== PROVIDED DATA

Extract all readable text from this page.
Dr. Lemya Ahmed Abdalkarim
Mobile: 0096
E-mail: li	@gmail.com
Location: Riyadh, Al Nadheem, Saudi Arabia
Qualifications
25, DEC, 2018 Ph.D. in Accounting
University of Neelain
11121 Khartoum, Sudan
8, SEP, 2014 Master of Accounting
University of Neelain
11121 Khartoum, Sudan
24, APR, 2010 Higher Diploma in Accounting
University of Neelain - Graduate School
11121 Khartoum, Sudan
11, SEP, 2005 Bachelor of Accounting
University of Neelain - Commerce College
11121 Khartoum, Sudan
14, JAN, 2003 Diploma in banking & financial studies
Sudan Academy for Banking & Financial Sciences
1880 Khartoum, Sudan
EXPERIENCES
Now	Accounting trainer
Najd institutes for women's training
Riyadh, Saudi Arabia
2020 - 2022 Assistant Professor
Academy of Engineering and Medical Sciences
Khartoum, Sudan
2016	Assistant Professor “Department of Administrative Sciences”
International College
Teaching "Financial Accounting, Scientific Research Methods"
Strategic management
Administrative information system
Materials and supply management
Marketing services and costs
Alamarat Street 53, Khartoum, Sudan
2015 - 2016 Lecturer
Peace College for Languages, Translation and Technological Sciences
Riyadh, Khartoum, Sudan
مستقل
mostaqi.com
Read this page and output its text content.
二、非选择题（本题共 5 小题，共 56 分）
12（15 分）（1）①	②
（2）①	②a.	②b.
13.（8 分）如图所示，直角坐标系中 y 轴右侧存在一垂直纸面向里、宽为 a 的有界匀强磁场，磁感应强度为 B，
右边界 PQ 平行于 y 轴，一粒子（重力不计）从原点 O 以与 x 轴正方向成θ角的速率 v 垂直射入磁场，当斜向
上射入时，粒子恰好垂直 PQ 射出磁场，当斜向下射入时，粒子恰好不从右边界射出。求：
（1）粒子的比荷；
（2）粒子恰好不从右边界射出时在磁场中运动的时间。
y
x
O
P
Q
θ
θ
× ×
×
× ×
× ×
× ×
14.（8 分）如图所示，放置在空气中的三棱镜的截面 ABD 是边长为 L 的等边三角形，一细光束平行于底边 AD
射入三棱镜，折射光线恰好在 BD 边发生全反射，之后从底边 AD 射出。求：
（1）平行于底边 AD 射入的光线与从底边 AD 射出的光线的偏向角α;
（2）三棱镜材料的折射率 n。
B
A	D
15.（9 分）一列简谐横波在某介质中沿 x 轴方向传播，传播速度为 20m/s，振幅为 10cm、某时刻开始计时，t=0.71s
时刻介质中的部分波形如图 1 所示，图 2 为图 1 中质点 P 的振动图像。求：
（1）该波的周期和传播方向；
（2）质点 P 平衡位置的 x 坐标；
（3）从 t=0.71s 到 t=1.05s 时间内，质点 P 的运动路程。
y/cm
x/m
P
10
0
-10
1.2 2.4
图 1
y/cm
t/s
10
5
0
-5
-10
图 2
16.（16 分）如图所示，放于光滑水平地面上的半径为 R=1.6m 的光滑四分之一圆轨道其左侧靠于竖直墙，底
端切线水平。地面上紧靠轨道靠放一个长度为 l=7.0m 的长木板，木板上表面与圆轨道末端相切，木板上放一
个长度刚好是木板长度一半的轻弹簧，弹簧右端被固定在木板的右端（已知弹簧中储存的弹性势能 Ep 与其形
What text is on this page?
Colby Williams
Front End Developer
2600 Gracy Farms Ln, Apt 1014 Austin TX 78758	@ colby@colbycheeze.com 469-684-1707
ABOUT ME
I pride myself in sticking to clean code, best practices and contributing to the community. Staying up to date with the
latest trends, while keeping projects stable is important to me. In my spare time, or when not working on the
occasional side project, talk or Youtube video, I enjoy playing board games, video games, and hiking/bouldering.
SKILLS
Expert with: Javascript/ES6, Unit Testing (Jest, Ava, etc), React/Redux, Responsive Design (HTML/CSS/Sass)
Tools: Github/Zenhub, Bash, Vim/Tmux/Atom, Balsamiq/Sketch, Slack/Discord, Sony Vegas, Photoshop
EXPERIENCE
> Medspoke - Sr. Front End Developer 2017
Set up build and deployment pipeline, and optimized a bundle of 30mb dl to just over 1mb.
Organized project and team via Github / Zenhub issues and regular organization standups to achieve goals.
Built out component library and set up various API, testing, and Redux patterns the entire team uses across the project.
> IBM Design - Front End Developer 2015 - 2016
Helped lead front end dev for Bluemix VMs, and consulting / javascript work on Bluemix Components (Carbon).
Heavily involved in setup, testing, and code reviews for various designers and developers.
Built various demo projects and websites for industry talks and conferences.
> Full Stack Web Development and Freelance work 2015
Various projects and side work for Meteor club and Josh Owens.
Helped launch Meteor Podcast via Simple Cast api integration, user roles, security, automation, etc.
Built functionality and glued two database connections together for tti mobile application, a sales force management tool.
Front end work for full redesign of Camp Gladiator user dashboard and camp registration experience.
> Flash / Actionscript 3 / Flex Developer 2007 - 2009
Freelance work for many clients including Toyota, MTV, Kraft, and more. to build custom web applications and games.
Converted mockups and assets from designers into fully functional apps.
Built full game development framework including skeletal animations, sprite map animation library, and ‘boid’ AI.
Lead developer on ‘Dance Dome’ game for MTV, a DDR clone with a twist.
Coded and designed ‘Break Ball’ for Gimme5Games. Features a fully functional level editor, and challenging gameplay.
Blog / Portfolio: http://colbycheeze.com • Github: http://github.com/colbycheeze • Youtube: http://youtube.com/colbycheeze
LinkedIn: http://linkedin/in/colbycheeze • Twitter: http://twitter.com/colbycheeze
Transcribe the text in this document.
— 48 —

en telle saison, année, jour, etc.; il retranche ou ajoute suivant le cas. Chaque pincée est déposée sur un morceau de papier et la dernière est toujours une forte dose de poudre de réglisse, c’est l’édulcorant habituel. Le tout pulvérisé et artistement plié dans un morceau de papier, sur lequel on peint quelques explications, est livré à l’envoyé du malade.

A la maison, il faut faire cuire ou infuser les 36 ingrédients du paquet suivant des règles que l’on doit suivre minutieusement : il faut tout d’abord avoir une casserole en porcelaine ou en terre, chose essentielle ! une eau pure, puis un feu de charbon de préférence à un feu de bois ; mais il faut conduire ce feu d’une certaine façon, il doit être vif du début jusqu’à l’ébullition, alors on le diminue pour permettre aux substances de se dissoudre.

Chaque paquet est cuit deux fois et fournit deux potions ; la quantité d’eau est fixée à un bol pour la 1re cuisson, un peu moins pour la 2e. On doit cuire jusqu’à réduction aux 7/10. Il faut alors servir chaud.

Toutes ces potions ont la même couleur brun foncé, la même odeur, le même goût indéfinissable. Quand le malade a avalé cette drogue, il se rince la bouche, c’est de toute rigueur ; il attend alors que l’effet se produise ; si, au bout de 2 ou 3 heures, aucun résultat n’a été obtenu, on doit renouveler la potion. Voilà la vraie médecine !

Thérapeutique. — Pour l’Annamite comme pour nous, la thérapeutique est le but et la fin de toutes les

====

## PROBLEM STATEMENT:
Every line above should be written out again exactly as it stands.

## WRITTEN SOLUTION:
Extract all readable text from this page.
Dr. Lemya Ahmed Abdalkarim
Mobile: 0096
E-mail: li	@gmail.com
Location: Riyadh, Al Nadheem, Saudi Arabia
Qualifications
25, DEC, 2018 Ph.D. in Accounting
University of Neelain
11121 Khartoum, Sudan
8, SEP, 2014 Master of Accounting
University of Neelain
11121 Khartoum, Sudan
24, APR, 2010 Higher Diploma in Accounting
University of Neelain - Graduate School
11121 Khartoum, Sudan
11, SEP, 2005 Bachelor of Accounting
University of Neelain - Commerce College
11121 Khartoum, Sudan
14, JAN, 2003 Diploma in banking & financial studies
Sudan Academy for Banking & Financial Sciences
1880 Khartoum, Sudan
EXPERIENCES
Now	Accounting trainer
Najd institutes for women's training
Riyadh, Saudi Arabia
2020 - 2022 Assistant Professor
Academy of Engineering and Medical Sciences
Khartoum, Sudan
2016	Assistant Professor “Department of Administrative Sciences”
International College
Teaching "Financial Accounting, Scientific Research Methods"
Strategic management
Administrative information system
Materials and supply management
Marketing services and costs
Alamarat Street 53, Khartoum, Sudan
2015 - 2016 Lecturer
Peace College for Languages, Translation and Technological Sciences
Riyadh, Khartoum, Sudan
مستقل
mostaqi.com
Read this page and output its text content.
二、非选择题（本题共 5 小题，共 56 分）
12（15 分）（1）①	②
（2）①	②a.	②b.
13.（8 分）如图所示，直角坐标系中 y 轴右侧存在一垂直纸面向里、宽为 a 的有界匀强磁场，磁感应强度为 B，
右边界 PQ 平行于 y 轴，一粒子（重力不计）从原点 O 以与 x 轴正方向成θ角的速率 v 垂直射入磁场，当斜向
上射入时，粒子恰好垂直 PQ 射出磁场，当斜向下射入时，粒子恰好不从右边界射出。求：
（1）粒子的比荷；
（2）粒子恰好不从右边界射出时在磁场中运动的时间。
y
x
O
P
Q
θ
θ
× ×
×
× ×
× ×
× ×
14.（8 分）如图所示，放置在空气中的三棱镜的截面 ABD 是边长为 L 的等边三角形，一细光束平行于底边 AD
射入三棱镜，折射光线恰好在 BD 边发生全反射，之后从底边 AD 射出。求：
（1）平行于底边 AD 射入的光线与从底边 AD 射出的光线的偏向角α;
（2）三棱镜材料的折射率 n。
B
A	D
15.（9 分）一列简谐横波在某介质中沿 x 轴方向传播，传播速度为 20m/s，振幅为 10cm、某时刻开始计时，t=0.71s
时刻介质中的部分波形如图 1 所示，图 2 为图 1 中质点 P 的振动图像。求：
（1）该波的周期和传播方向；
（2）质点 P 平衡位置的 x 坐标；
（3）从 t=0.71s 到 t=1.05s 时间内，质点 P 的运动路程。
y/cm
x/m
P
10
0
-10
1.2 2.4
图 1
y/cm
t/s
10
5
0
-5
-10
图 2
16.（16 分）如图所示，放于光滑水平地面上的半径为 R=1.6m 的光滑四分之一圆轨道其左侧靠于竖直墙，底
端切线水平。地面上紧靠轨道靠放一个长度为 l=7.0m 的长木板，木板上表面与圆轨道末端相切，木板上放一
个长度刚好是木板长度一半的轻弹簧，弹簧右端被固定在木板的右端（已知弹簧中储存的弹性势能 Ep 与其形
What text is on this page?
Colby Williams
Front End Developer
2600 Gracy Farms Ln, Apt 1014 Austin TX 78758	@ colby@colbycheeze.com 469-684-1707
ABOUT ME
I pride myself in sticking to clean code, best practices and contributing to the community. Staying up to date with the
latest trends, while keeping projects stable is important to me. In my spare time, or when not working on the
occasional side project, talk or Youtube video, I enjoy playing board games, video games, and hiking/bouldering.
SKILLS
Expert with: Javascript/ES6, Unit Testing (Jest, Ava, etc), React/Redux, Responsive Design (HTML/CSS/Sass)
Tools: Github/Zenhub, Bash, Vim/Tmux/Atom, Balsamiq/Sketch, Slack/Discord, Sony Vegas, Photoshop
EXPERIENCE
> Medspoke - Sr. Front End Developer 2017
Set up build and deployment pipeline, and optimized a bundle of 30mb dl to just over 1mb.
Organized project and team via Github / Zenhub issues and regular organization standups to achieve goals.
Built out component library and set up various API, testing, and Redux patterns the entire team uses across the project.
> IBM Design - Front End Developer 2015 - 2016
Helped lead front end dev for Bluemix VMs, and consulting / javascript work on Bluemix Components (Carbon).
Heavily involved in setup, testing, and code reviews for various designers and developers.
Built various demo projects and websites for industry talks and conferences.
> Full Stack Web Development and Freelance work 2015
Various projects and side work for Meteor club and Josh Owens.
Helped launch Meteor Podcast via Simple Cast api integration, user roles, security, automation, etc.
Built functionality and glued two database connections together for tti mobile application, a sales force management tool.
Front end work for full redesign of Camp Gladiator user dashboard and camp registration experience.
> Flash / Actionscript 3 / Flex Developer 2007 - 2009
Freelance work for many clients including Toyota, MTV, Kraft, and more. to build custom web applications and games.
Converted mockups and assets from designers into fully functional apps.
Built full game development framework including skeletal animations, sprite map animation library, and ‘boid’ AI.
Lead developer on ‘Dance Dome’ game for MTV, a DDR clone with a twist.
Coded and designed ‘Break Ball’ for Gimme5Games. Features a fully functional level editor, and challenging gameplay.
Blog / Portfolio: http://colbycheeze.com • Github: http://github.com/colbycheeze • Youtube: http://youtube.com/colbycheeze
LinkedIn: http://linkedin/in/colbycheeze • Twitter: http://twitter.com/colbycheeze
Transcribe the text in this document.
— 48 —

en telle saison, année, jour, etc.; il retranche ou ajoute suivant le cas. Chaque pincée est déposée sur un morceau de papier et la dernière est toujours une forte dose de poudre de réglisse, c’est l’édulcorant habituel. Le tout pulvérisé et artistement plié dans un morceau de papier, sur lequel on peint quelques explications, est livré à l’envoyé du malade.

A la maison, il faut faire cuire ou infuser les 36 ingrédients du paquet suivant des règles que l’on doit suivre minutieusement : il faut tout d’abord avoir une casserole en porcelaine ou en terre, chose essentielle ! une eau pure, puis un feu de charbon de préférence à un feu de bois ; mais il faut conduire ce feu d’une certaine façon, il doit être vif du début jusqu’à l’ébullition, alors on le diminue pour permettre aux substances de se dissoudre.

Chaque paquet est cuit deux fois et fournit deux potions ; la quantité d’eau est fixée à un bol pour la 1re cuisson, un peu moins pour la 2e. On doit cuire jusqu’à réduction aux 7/10. Il faut alors servir chaud.

Toutes ces potions ont la même couleur brun foncé, la même odeur, le même goût indéfinissable. Quand le malade a avalé cette drogue, il se rince la bouche, c’est de toute rigueur ; il attend alors que l’effet se produise ; si, au bout de 2 ou 3 heures, aucun résultat n’a été obtenu, on doit renouveler la potion. Voilà la vraie médecine !

Thérapeutique. — Pour l’Annamite comme pour nous, la thérapeutique est le but et la fin de toutes les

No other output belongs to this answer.